## TASK
Retype the data that follows line by line, exactly, and leave its pictures out.

## PROVIDED DATA
== == ==

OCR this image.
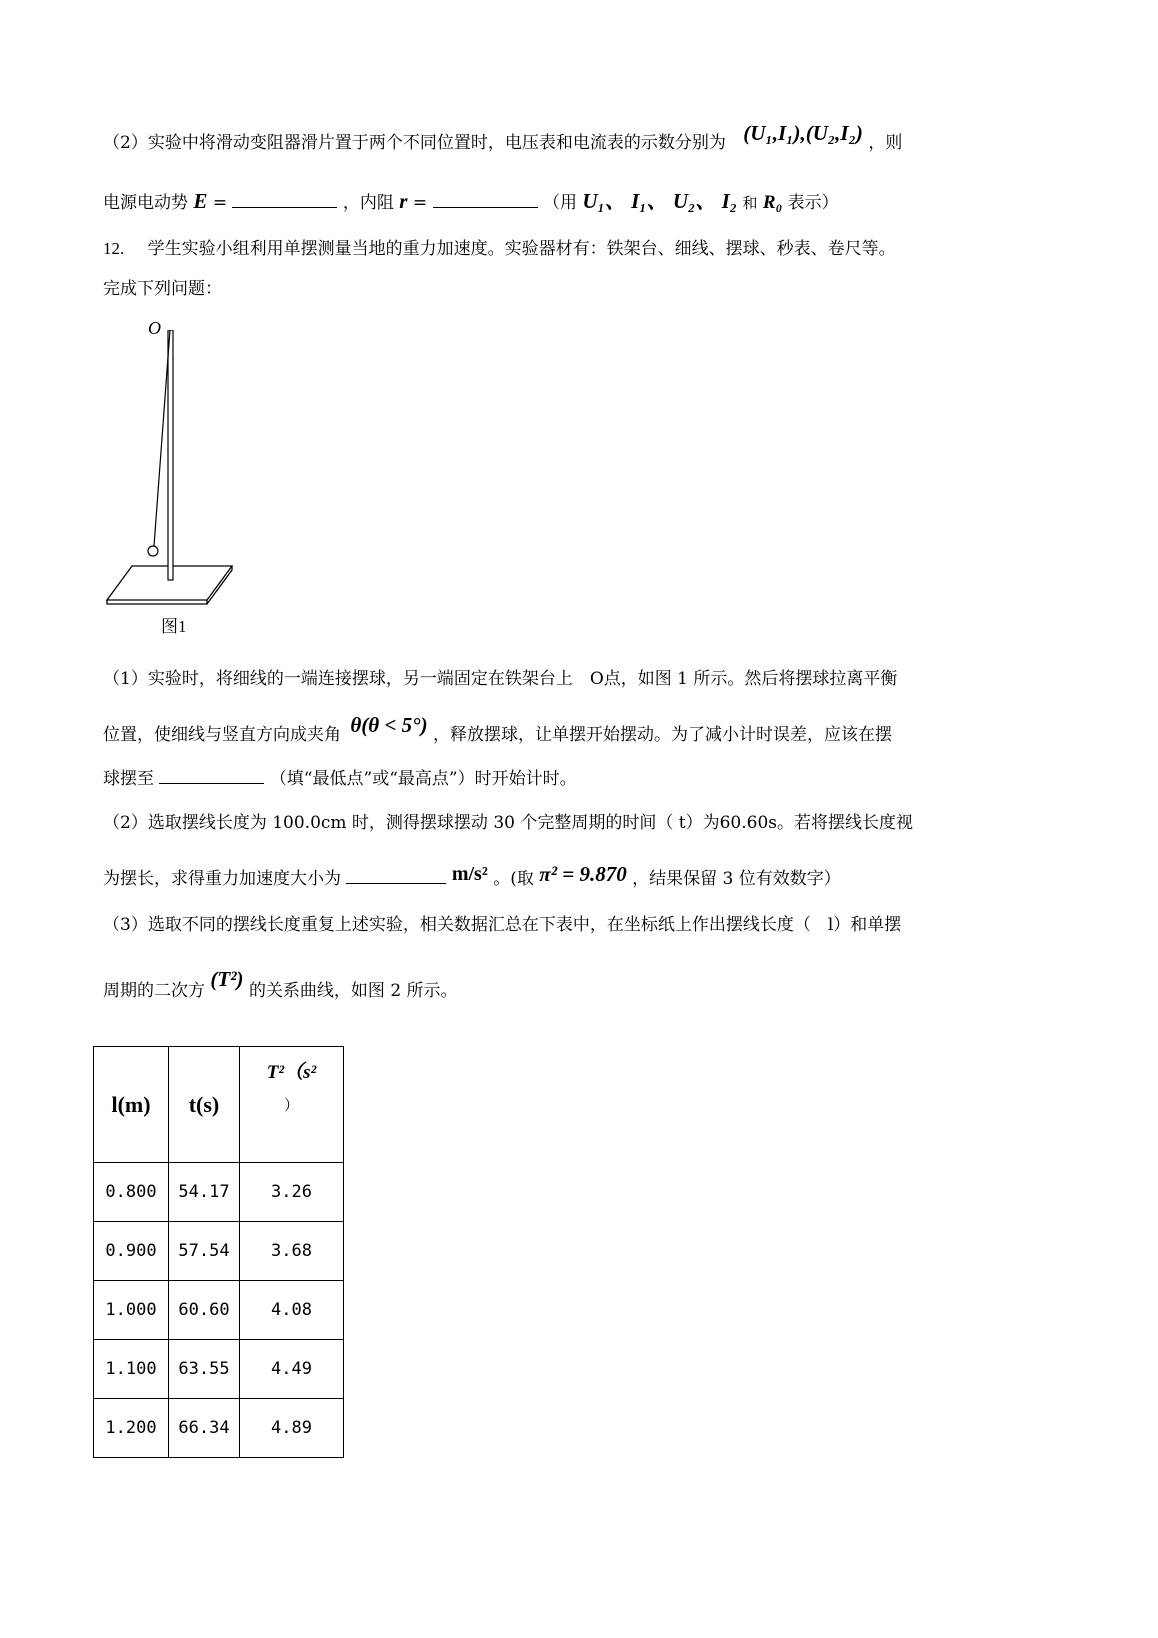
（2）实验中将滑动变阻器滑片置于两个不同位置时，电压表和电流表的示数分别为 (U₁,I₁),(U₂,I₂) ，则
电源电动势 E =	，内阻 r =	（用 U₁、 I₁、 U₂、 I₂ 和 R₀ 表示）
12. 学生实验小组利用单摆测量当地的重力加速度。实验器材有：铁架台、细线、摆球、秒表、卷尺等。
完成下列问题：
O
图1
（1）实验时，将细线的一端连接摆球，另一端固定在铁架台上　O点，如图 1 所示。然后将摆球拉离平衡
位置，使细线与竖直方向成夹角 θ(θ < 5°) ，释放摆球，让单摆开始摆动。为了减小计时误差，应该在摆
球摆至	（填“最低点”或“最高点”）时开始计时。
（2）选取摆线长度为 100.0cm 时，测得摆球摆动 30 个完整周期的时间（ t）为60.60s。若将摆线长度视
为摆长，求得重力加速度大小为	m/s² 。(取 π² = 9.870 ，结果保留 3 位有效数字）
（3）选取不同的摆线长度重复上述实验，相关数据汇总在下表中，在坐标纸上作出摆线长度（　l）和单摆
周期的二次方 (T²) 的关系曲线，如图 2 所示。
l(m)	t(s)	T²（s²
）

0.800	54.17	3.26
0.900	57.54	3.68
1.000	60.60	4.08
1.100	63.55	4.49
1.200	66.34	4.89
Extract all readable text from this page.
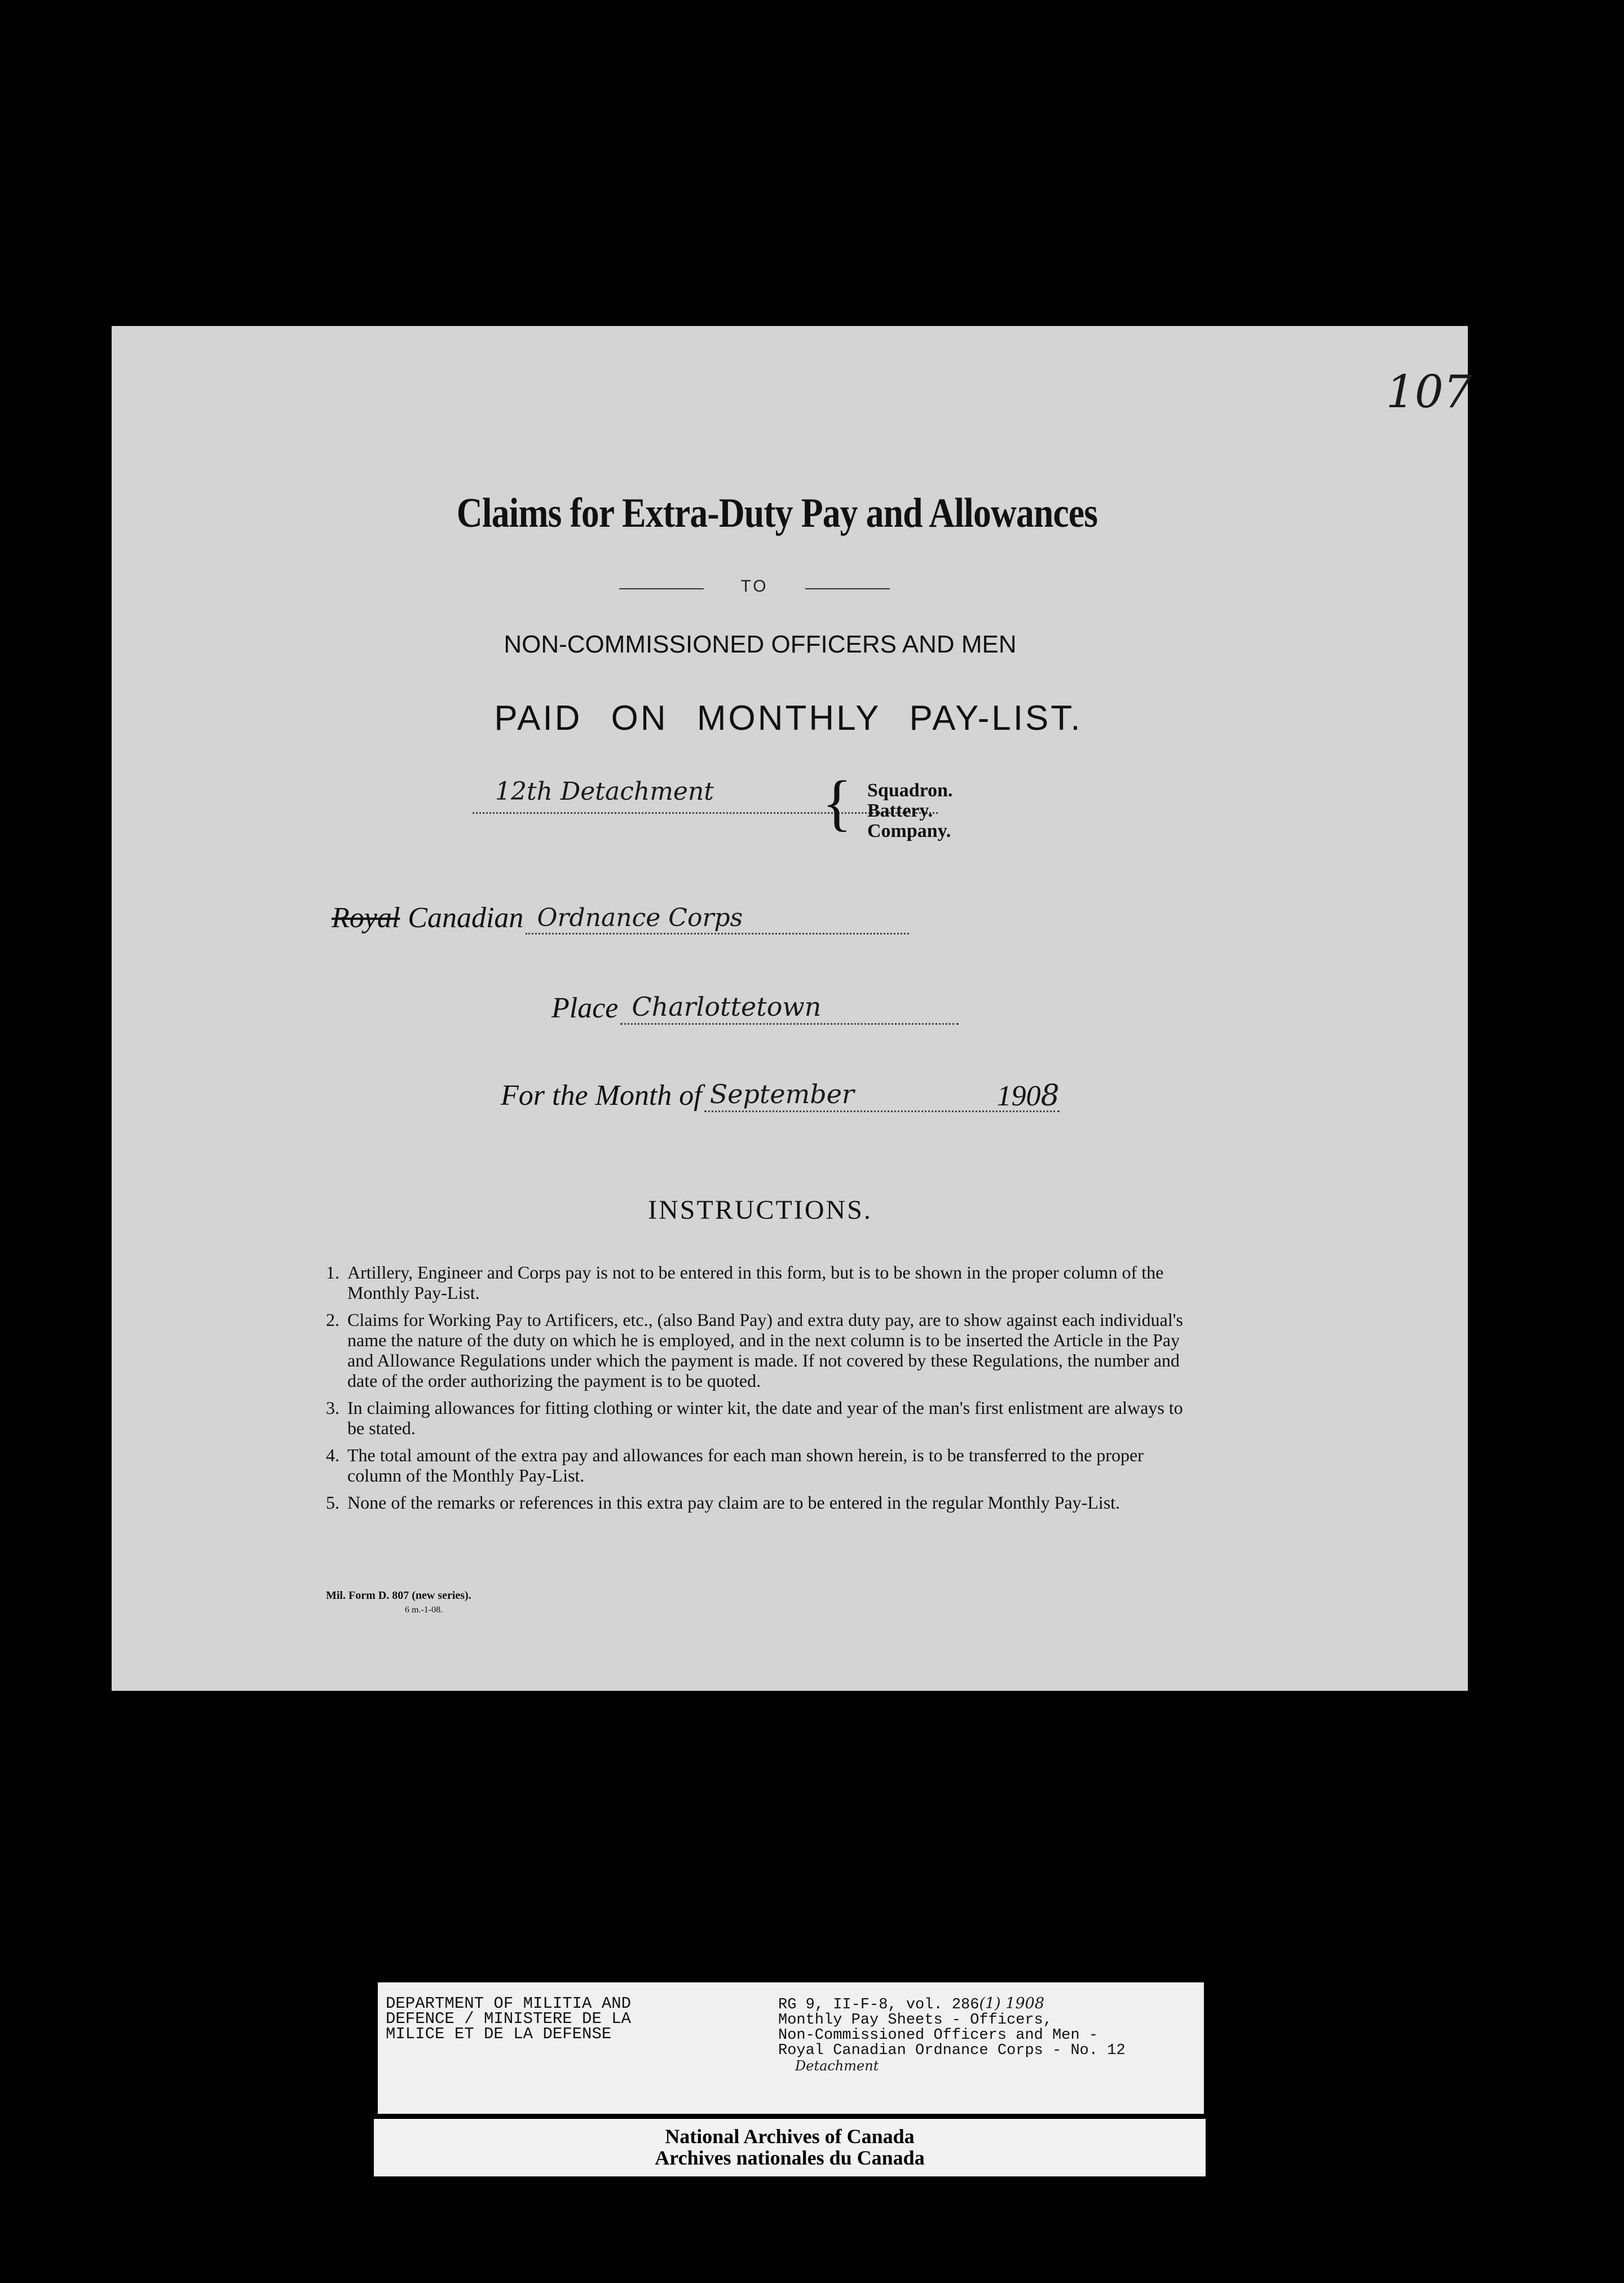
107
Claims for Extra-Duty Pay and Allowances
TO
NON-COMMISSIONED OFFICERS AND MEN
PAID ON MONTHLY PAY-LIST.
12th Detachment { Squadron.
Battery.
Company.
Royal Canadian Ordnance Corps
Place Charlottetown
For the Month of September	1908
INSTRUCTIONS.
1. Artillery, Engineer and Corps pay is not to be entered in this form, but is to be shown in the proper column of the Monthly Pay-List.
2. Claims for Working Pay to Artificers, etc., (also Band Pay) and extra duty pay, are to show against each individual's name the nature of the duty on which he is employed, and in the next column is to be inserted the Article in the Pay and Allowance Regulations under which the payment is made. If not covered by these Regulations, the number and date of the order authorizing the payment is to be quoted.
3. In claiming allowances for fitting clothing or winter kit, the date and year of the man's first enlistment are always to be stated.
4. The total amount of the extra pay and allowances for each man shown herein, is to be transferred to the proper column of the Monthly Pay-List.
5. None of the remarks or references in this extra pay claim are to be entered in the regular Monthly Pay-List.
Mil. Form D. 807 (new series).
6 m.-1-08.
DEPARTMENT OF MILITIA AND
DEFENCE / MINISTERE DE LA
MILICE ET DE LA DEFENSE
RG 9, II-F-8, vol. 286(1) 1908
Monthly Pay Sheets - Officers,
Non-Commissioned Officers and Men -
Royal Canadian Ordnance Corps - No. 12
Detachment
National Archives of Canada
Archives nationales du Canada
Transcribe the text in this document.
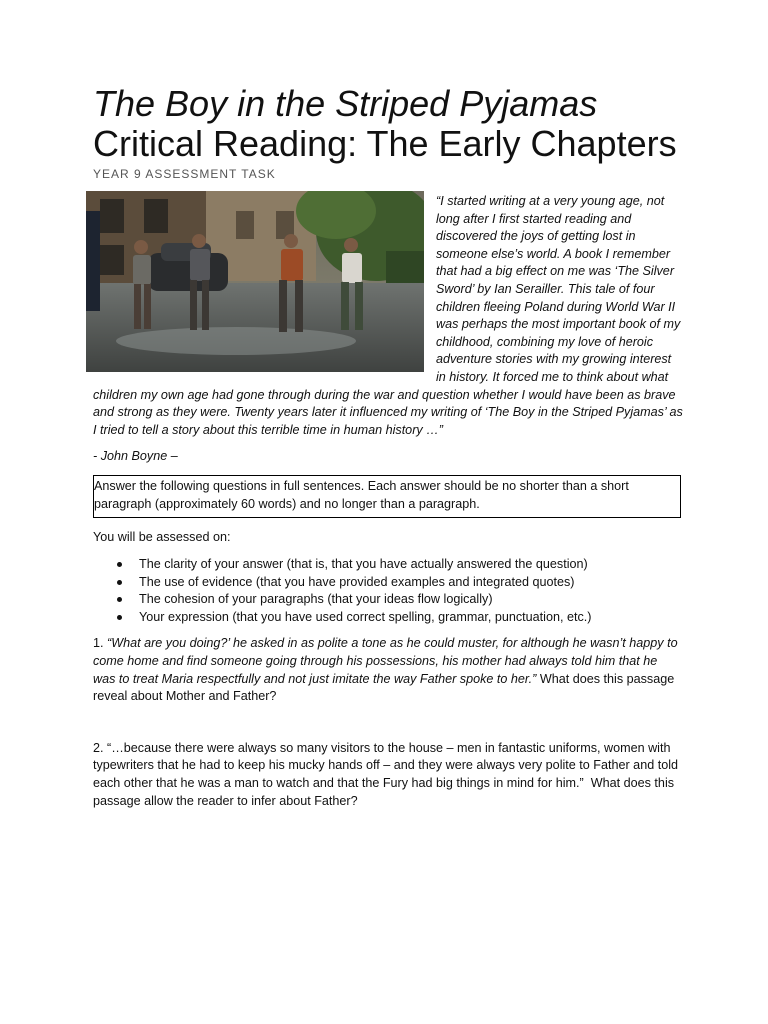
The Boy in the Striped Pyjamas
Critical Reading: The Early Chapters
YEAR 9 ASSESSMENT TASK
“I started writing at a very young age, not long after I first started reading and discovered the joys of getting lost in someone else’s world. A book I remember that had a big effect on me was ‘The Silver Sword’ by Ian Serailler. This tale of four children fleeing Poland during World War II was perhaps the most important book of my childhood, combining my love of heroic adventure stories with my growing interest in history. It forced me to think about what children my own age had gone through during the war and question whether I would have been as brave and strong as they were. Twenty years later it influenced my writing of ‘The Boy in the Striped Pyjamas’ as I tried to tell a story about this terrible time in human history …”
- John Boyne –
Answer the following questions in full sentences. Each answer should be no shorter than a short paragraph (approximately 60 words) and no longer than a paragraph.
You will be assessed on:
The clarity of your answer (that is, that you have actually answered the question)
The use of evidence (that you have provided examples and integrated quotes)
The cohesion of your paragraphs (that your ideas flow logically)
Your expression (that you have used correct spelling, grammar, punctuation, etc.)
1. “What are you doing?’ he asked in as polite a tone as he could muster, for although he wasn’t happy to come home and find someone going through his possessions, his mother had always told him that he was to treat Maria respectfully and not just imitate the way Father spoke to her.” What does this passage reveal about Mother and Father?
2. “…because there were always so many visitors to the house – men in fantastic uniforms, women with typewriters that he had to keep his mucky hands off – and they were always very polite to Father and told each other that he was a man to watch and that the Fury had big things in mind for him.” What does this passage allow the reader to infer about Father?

== == ==

## SOLUTION FOR THIS TASK
OCR this image.
（2）实验中将滑动变阻器滑片置于两个不同位置时，电压表和电流表的示数分别为 (U₁,I₁),(U₂,I₂) ，则
电源电动势 E =	，内阻 r =	（用 U₁、 I₁、 U₂、 I₂ 和 R₀ 表示）
12. 学生实验小组利用单摆测量当地的重力加速度。实验器材有：铁架台、细线、摆球、秒表、卷尺等。
完成下列问题：
O
图1
（1）实验时，将细线的一端连接摆球，另一端固定在铁架台上　O点，如图 1 所示。然后将摆球拉离平衡
位置，使细线与竖直方向成夹角 θ(θ < 5°) ，释放摆球，让单摆开始摆动。为了减小计时误差，应该在摆
球摆至	（填“最低点”或“最高点”）时开始计时。
（2）选取摆线长度为 100.0cm 时，测得摆球摆动 30 个完整周期的时间（ t）为60.60s。若将摆线长度视
为摆长，求得重力加速度大小为	m/s² 。(取 π² = 9.870 ，结果保留 3 位有效数字）
（3）选取不同的摆线长度重复上述实验，相关数据汇总在下表中，在坐标纸上作出摆线长度（　l）和单摆
周期的二次方 (T²) 的关系曲线，如图 2 所示。
l(m)	t(s)	T²（s²
）

0.800	54.17	3.26
0.900	57.54	3.68
1.000	60.60	4.08
1.100	63.55	4.49
1.200	66.34	4.89
Extract all readable text from this page.
107
Claims for Extra-Duty Pay and Allowances
TO
NON-COMMISSIONED OFFICERS AND MEN
PAID ON MONTHLY PAY-LIST.
12th Detachment { Squadron.
Battery.
Company.
Royal Canadian Ordnance Corps
Place Charlottetown
For the Month of September	1908
INSTRUCTIONS.
1. Artillery, Engineer and Corps pay is not to be entered in this form, but is to be shown in the proper column of the Monthly Pay-List.
2. Claims for Working Pay to Artificers, etc., (also Band Pay) and extra duty pay, are to show against each individual's name the nature of the duty on which he is employed, and in the next column is to be inserted the Article in the Pay and Allowance Regulations under which the payment is made. If not covered by these Regulations, the number and date of the order authorizing the payment is to be quoted.
3. In claiming allowances for fitting clothing or winter kit, the date and year of the man's first enlistment are always to be stated.
4. The total amount of the extra pay and allowances for each man shown herein, is to be transferred to the proper column of the Monthly Pay-List.
5. None of the remarks or references in this extra pay claim are to be entered in the regular Monthly Pay-List.
Mil. Form D. 807 (new series).
6 m.-1-08.
DEPARTMENT OF MILITIA AND
DEFENCE / MINISTERE DE LA
MILICE ET DE LA DEFENSE
RG 9, II-F-8, vol. 286(1) 1908
Monthly Pay Sheets - Officers,
Non-Commissioned Officers and Men -
Royal Canadian Ordnance Corps - No. 12
Detachment
National Archives of Canada
Archives nationales du Canada
Transcribe the text in this document.
The Boy in the Striped Pyjamas
Critical Reading: The Early Chapters
YEAR 9 ASSESSMENT TASK
“I started writing at a very young age, not long after I first started reading and discovered the joys of getting lost in someone else’s world. A book I remember that had a big effect on me was ‘The Silver Sword’ by Ian Serailler. This tale of four children fleeing Poland during World War II was perhaps the most important book of my childhood, combining my love of heroic adventure stories with my growing interest in history. It forced me to think about what children my own age had gone through during the war and question whether I would have been as brave and strong as they were. Twenty years later it influenced my writing of ‘The Boy in the Striped Pyjamas’ as I tried to tell a story about this terrible time in human history …”
- John Boyne –
Answer the following questions in full sentences. Each answer should be no shorter than a short paragraph (approximately 60 words) and no longer than a paragraph.
You will be assessed on:
The clarity of your answer (that is, that you have actually answered the question)
The use of evidence (that you have provided examples and integrated quotes)
The cohesion of your paragraphs (that your ideas flow logically)
Your expression (that you have used correct spelling, grammar, punctuation, etc.)
1. “What are you doing?’ he asked in as polite a tone as he could muster, for although he wasn’t happy to come home and find someone going through his possessions, his mother had always told him that he was to treat Maria respectfully and not just imitate the way Father spoke to her.” What does this passage reveal about Mother and Father?
2. “…because there were always so many visitors to the house – men in fantastic uniforms, women with typewriters that he had to keep his mucky hands off – and they were always very polite to Father and told each other that he was a man to watch and that the Fury had big things in mind for him.” What does this passage allow the reader to infer about Father?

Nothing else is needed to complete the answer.